• **Objective**: Extract all of the entries and give them again, word for word.

• **Items**:
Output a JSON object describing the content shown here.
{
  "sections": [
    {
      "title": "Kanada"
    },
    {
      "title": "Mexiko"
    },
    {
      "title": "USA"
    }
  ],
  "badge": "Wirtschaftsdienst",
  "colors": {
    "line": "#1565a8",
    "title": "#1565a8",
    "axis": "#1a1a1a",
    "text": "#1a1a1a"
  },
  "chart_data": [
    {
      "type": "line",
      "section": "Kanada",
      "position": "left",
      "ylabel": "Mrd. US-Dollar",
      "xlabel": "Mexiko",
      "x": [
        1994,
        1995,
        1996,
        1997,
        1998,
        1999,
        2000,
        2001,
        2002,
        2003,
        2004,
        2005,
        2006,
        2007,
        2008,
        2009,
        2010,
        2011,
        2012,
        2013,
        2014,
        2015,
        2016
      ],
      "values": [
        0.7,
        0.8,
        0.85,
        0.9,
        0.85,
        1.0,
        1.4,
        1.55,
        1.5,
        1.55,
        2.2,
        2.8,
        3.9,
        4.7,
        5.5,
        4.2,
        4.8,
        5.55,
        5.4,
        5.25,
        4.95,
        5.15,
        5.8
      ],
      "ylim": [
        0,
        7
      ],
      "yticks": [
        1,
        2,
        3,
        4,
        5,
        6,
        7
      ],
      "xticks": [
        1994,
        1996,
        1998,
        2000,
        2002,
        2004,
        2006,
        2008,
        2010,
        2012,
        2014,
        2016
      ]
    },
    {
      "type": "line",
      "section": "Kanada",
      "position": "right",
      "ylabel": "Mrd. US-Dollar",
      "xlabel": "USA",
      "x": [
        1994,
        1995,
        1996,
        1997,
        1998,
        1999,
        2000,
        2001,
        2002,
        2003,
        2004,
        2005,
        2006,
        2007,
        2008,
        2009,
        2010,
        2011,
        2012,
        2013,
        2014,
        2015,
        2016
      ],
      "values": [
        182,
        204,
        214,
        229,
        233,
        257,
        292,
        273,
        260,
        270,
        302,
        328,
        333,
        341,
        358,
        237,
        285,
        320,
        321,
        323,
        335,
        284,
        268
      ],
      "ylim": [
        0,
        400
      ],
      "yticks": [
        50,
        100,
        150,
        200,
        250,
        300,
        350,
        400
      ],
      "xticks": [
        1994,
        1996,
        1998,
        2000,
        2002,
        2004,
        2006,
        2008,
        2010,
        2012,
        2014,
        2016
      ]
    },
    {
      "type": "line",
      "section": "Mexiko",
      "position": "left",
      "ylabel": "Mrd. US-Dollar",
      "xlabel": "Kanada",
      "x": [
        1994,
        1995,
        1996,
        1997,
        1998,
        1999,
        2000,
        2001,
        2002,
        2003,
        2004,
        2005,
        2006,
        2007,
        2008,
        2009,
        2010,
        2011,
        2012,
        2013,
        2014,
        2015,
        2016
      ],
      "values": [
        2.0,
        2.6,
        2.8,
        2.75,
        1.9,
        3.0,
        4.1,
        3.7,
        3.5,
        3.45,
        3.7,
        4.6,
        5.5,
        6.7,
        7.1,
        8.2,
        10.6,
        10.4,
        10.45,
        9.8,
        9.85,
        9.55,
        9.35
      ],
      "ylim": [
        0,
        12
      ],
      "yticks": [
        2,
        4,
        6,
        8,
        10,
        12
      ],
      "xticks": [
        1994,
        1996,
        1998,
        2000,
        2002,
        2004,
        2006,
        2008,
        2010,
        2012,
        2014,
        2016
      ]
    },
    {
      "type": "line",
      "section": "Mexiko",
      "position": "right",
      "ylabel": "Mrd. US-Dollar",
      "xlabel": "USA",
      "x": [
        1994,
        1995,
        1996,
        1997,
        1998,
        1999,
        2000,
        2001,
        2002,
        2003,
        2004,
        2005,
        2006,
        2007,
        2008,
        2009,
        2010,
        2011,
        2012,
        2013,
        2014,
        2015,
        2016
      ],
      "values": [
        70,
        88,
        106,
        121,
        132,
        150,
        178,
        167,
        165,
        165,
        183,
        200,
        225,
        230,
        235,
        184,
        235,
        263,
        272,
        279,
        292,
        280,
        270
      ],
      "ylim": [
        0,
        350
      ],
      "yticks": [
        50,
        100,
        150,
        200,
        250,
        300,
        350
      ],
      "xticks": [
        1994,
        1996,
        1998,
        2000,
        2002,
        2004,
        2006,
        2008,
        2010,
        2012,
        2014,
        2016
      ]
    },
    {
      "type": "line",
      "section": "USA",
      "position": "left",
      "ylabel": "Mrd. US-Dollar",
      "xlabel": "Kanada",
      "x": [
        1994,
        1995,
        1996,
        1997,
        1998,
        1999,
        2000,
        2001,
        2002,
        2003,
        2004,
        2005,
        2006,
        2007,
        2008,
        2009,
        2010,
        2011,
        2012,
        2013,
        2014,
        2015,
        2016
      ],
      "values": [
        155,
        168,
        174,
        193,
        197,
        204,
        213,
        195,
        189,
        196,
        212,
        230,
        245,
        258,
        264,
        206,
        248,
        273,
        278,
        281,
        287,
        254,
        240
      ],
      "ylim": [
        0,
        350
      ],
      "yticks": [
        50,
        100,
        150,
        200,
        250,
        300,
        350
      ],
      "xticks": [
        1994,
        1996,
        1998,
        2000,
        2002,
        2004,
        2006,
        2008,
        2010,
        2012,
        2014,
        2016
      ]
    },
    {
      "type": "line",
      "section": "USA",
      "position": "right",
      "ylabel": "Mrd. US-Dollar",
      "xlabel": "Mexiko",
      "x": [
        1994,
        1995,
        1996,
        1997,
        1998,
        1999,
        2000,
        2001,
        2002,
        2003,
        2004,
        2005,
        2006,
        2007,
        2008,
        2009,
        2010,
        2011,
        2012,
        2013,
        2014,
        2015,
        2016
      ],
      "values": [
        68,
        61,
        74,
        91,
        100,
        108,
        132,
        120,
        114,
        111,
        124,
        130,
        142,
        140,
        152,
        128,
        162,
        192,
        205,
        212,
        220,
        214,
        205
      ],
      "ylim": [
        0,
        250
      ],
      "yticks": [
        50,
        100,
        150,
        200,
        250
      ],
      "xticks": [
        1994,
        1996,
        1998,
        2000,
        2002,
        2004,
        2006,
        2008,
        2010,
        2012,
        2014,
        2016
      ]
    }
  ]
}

• **Result below**:
Output a JSON object describing the content shown here.
{
  "sections": [
    {
      "title": "Kanada"
    },
    {
      "title": "Mexiko"
    },
    {
      "title": "USA"
    }
  ],
  "badge": "Wirtschaftsdienst",
  "colors": {
    "line": "#1565a8",
    "title": "#1565a8",
    "axis": "#1a1a1a",
    "text": "#1a1a1a"
  },
  "chart_data": [
    {
      "type": "line",
      "section": "Kanada",
      "position": "left",
      "ylabel": "Mrd. US-Dollar",
      "xlabel": "Mexiko",
      "x": [
        1994,
        1995,
        1996,
        1997,
        1998,
        1999,
        2000,
        2001,
        2002,
        2003,
        2004,
        2005,
        2006,
        2007,
        2008,
        2009,
        2010,
        2011,
        2012,
        2013,
        2014,
        2015,
        2016
      ],
      "values": [
        0.7,
        0.8,
        0.85,
        0.9,
        0.85,
        1.0,
        1.4,
        1.55,
        1.5,
        1.55,
        2.2,
        2.8,
        3.9,
        4.7,
        5.5,
        4.2,
        4.8,
        5.55,
        5.4,
        5.25,
        4.95,
        5.15,
        5.8
      ],
      "ylim": [
        0,
        7
      ],
      "yticks": [
        1,
        2,
        3,
        4,
        5,
        6,
        7
      ],
      "xticks": [
        1994,
        1996,
        1998,
        2000,
        2002,
        2004,
        2006,
        2008,
        2010,
        2012,
        2014,
        2016
      ]
    },
    {
      "type": "line",
      "section": "Kanada",
      "position": "right",
      "ylabel": "Mrd. US-Dollar",
      "xlabel": "USA",
      "x": [
        1994,
        1995,
        1996,
        1997,
        1998,
        1999,
        2000,
        2001,
        2002,
        2003,
        2004,
        2005,
        2006,
        2007,
        2008,
        2009,
        2010,
        2011,
        2012,
        2013,
        2014,
        2015,
        2016
      ],
      "values": [
        182,
        204,
        214,
        229,
        233,
        257,
        292,
        273,
        260,
        270,
        302,
        328,
        333,
        341,
        358,
        237,
        285,
        320,
        321,
        323,
        335,
        284,
        268
      ],
      "ylim": [
        0,
        400
      ],
      "yticks": [
        50,
        100,
        150,
        200,
        250,
        300,
        350,
        400
      ],
      "xticks": [
        1994,
        1996,
        1998,
        2000,
        2002,
        2004,
        2006,
        2008,
        2010,
        2012,
        2014,
        2016
      ]
    },
    {
      "type": "line",
      "section": "Mexiko",
      "position": "left",
      "ylabel": "Mrd. US-Dollar",
      "xlabel": "Kanada",
      "x": [
        1994,
        1995,
        1996,
        1997,
        1998,
        1999,
        2000,
        2001,
        2002,
        2003,
        2004,
        2005,
        2006,
        2007,
        2008,
        2009,
        2010,
        2011,
        2012,
        2013,
        2014,
        2015,
        2016
      ],
      "values": [
        2.0,
        2.6,
        2.8,
        2.75,
        1.9,
        3.0,
        4.1,
        3.7,
        3.5,
        3.45,
        3.7,
        4.6,
        5.5,
        6.7,
        7.1,
        8.2,
        10.6,
        10.4,
        10.45,
        9.8,
        9.85,
        9.55,
        9.35
      ],
      "ylim": [
        0,
        12
      ],
      "yticks": [
        2,
        4,
        6,
        8,
        10,
        12
      ],
      "xticks": [
        1994,
        1996,
        1998,
        2000,
        2002,
        2004,
        2006,
        2008,
        2010,
        2012,
        2014,
        2016
      ]
    },
    {
      "type": "line",
      "section": "Mexiko",
      "position": "right",
      "ylabel": "Mrd. US-Dollar",
      "xlabel": "USA",
      "x": [
        1994,
        1995,
        1996,
        1997,
        1998,
        1999,
        2000,
        2001,
        2002,
        2003,
        2004,
        2005,
        2006,
        2007,
        2008,
        2009,
        2010,
        2011,
        2012,
        2013,
        2014,
        2015,
        2016
      ],
      "values": [
        70,
        88,
        106,
        121,
        132,
        150,
        178,
        167,
        165,
        165,
        183,
        200,
        225,
        230,
        235,
        184,
        235,
        263,
        272,
        279,
        292,
        280,
        270
      ],
      "ylim": [
        0,
        350
      ],
      "yticks": [
        50,
        100,
        150,
        200,
        250,
        300,
        350
      ],
      "xticks": [
        1994,
        1996,
        1998,
        2000,
        2002,
        2004,
        2006,
        2008,
        2010,
        2012,
        2014,
        2016
      ]
    },
    {
      "type": "line",
      "section": "USA",
      "position": "left",
      "ylabel": "Mrd. US-Dollar",
      "xlabel": "Kanada",
      "x": [
        1994,
        1995,
        1996,
        1997,
        1998,
        1999,
        2000,
        2001,
        2002,
        2003,
        2004,
        2005,
        2006,
        2007,
        2008,
        2009,
        2010,
        2011,
        2012,
        2013,
        2014,
        2015,
        2016
      ],
      "values": [
        155,
        168,
        174,
        193,
        197,
        204,
        213,
        195,
        189,
        196,
        212,
        230,
        245,
        258,
        264,
        206,
        248,
        273,
        278,
        281,
        287,
        254,
        240
      ],
      "ylim": [
        0,
        350
      ],
      "yticks": [
        50,
        100,
        150,
        200,
        250,
        300,
        350
      ],
      "xticks": [
        1994,
        1996,
        1998,
        2000,
        2002,
        2004,
        2006,
        2008,
        2010,
        2012,
        2014,
        2016
      ]
    },
    {
      "type": "line",
      "section": "USA",
      "position": "right",
      "ylabel": "Mrd. US-Dollar",
      "xlabel": "Mexiko",
      "x": [
        1994,
        1995,
        1996,
        1997,
        1998,
        1999,
        2000,
        2001,
        2002,
        2003,
        2004,
        2005,
        2006,
        2007,
        2008,
        2009,
        2010,
        2011,
        2012,
        2013,
        2014,
        2015,
        2016
      ],
      "values": [
        68,
        61,
        74,
        91,
        100,
        108,
        132,
        120,
        114,
        111,
        124,
        130,
        142,
        140,
        152,
        128,
        162,
        192,
        205,
        212,
        220,
        214,
        205
      ],
      "ylim": [
        0,
        250
      ],
      "yticks": [
        50,
        100,
        150,
        200,
        250
      ],
      "xticks": [
        1994,
        1996,
        1998,
        2000,
        2002,
        2004,
        2006,
        2008,
        2010,
        2012,
        2014,
        2016
      ]
    }
  ]
}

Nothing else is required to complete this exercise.